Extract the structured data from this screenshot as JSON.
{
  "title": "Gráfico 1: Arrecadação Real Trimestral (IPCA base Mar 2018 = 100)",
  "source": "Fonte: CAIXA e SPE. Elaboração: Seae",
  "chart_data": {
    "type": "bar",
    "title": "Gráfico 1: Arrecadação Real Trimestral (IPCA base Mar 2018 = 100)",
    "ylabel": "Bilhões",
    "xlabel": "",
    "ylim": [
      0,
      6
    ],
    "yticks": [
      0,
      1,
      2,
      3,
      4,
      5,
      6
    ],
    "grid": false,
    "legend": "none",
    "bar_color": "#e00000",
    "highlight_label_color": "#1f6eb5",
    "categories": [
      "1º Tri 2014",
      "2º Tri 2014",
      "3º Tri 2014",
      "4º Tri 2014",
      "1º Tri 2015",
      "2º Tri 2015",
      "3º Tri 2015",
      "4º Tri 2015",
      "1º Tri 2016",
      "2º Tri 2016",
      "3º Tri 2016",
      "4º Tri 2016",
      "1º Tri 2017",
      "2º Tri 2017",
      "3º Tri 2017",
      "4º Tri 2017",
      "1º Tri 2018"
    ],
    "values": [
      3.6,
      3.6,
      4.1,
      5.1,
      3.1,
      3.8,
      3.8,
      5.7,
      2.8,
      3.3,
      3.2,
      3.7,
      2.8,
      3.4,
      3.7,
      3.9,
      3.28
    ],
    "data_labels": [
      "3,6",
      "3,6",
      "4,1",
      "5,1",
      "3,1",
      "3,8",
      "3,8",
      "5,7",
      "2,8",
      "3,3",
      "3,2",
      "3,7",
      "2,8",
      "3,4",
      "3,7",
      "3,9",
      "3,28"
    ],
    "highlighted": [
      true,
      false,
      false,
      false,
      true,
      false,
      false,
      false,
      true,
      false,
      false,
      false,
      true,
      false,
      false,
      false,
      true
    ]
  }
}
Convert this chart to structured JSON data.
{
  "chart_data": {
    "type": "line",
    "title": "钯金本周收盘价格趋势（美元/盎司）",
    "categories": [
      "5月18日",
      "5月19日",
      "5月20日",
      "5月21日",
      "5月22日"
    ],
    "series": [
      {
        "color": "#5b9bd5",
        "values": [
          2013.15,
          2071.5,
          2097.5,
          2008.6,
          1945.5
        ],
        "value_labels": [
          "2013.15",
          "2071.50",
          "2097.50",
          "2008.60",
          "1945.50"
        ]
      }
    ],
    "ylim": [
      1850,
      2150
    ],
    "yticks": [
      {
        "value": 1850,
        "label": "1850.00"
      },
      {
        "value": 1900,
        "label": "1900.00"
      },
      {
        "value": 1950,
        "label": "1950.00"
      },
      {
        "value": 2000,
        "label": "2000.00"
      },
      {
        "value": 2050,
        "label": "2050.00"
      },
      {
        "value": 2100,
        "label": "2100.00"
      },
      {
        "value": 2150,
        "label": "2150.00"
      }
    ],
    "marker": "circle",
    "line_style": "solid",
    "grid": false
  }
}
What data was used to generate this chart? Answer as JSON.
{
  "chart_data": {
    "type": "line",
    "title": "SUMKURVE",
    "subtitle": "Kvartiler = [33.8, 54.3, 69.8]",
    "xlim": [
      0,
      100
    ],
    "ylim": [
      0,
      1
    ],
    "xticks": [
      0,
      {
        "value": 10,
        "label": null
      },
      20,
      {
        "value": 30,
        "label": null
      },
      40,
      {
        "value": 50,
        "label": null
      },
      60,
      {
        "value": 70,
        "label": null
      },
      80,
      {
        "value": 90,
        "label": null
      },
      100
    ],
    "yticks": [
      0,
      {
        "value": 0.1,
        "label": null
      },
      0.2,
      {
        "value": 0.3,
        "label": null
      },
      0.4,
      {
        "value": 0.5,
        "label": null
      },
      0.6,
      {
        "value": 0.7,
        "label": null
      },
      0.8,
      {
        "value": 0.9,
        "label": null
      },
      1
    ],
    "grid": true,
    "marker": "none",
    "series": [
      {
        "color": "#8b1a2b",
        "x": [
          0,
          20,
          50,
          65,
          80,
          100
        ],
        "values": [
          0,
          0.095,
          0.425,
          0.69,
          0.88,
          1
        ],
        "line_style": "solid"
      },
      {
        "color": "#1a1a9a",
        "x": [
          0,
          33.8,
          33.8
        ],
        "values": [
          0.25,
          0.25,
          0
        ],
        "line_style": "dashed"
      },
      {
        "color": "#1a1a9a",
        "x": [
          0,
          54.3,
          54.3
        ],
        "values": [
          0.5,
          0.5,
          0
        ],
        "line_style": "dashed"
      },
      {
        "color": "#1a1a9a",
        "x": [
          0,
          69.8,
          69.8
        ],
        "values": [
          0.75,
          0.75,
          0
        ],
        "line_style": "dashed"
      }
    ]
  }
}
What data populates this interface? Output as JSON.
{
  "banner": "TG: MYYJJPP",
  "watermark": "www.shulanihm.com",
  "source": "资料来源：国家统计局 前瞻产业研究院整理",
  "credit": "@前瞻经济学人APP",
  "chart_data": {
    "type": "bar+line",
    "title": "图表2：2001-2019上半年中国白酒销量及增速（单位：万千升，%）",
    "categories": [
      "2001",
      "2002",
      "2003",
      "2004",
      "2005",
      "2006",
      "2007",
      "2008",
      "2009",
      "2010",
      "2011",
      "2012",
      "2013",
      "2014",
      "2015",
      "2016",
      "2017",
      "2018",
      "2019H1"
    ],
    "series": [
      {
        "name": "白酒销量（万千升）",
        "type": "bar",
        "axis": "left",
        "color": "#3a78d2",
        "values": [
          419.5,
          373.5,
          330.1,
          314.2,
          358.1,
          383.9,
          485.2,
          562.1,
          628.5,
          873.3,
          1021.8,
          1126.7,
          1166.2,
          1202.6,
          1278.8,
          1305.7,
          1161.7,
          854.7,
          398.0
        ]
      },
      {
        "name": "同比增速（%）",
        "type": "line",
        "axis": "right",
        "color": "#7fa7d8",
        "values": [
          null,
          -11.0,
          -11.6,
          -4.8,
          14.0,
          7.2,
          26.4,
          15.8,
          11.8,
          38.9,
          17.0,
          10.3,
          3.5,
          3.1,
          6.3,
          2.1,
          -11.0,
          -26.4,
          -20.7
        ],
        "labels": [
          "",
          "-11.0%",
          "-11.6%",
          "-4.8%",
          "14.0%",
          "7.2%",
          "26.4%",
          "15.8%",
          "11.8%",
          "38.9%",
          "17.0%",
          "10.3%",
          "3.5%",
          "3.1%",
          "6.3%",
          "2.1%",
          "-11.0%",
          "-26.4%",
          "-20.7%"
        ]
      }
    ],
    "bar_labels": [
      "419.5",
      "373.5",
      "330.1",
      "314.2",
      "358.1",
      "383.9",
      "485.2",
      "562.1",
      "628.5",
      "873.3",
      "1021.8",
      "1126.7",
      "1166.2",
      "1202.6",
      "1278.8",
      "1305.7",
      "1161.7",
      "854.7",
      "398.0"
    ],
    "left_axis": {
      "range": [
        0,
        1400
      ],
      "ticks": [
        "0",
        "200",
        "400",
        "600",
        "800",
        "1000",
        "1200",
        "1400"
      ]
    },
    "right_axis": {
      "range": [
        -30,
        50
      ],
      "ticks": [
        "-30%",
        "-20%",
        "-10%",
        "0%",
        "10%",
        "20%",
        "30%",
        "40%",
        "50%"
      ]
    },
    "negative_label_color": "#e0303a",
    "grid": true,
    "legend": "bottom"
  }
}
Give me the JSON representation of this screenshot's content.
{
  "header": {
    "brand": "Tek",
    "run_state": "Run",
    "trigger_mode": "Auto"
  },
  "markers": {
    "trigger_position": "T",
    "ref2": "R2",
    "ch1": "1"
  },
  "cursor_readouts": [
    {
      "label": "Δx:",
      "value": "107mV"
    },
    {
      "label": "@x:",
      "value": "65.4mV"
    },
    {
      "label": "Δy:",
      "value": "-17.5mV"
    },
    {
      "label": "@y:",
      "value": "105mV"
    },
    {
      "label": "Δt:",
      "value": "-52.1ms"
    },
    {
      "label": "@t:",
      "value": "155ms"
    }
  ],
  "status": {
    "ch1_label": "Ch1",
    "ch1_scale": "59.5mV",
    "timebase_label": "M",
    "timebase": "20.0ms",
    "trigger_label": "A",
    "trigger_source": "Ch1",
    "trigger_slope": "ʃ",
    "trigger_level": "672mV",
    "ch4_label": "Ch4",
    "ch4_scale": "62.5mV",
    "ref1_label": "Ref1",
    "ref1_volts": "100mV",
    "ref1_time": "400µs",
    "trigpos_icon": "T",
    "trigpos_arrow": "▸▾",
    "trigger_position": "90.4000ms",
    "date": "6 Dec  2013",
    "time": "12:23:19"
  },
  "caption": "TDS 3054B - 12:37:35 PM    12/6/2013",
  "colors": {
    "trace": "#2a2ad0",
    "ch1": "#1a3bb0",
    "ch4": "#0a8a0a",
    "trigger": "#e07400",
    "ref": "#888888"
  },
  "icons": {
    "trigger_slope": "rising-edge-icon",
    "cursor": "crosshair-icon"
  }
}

- **GOAL**:
Copy every line of the records above that contains "IPCA".

- **ANSWER TO THIS TASK**:
  "title": "Gráfico 1: Arrecadação Real Trimestral (IPCA base Mar 2018 = 100)",
    "title": "Gráfico 1: Arrecadação Real Trimestral (IPCA base Mar 2018 = 100)",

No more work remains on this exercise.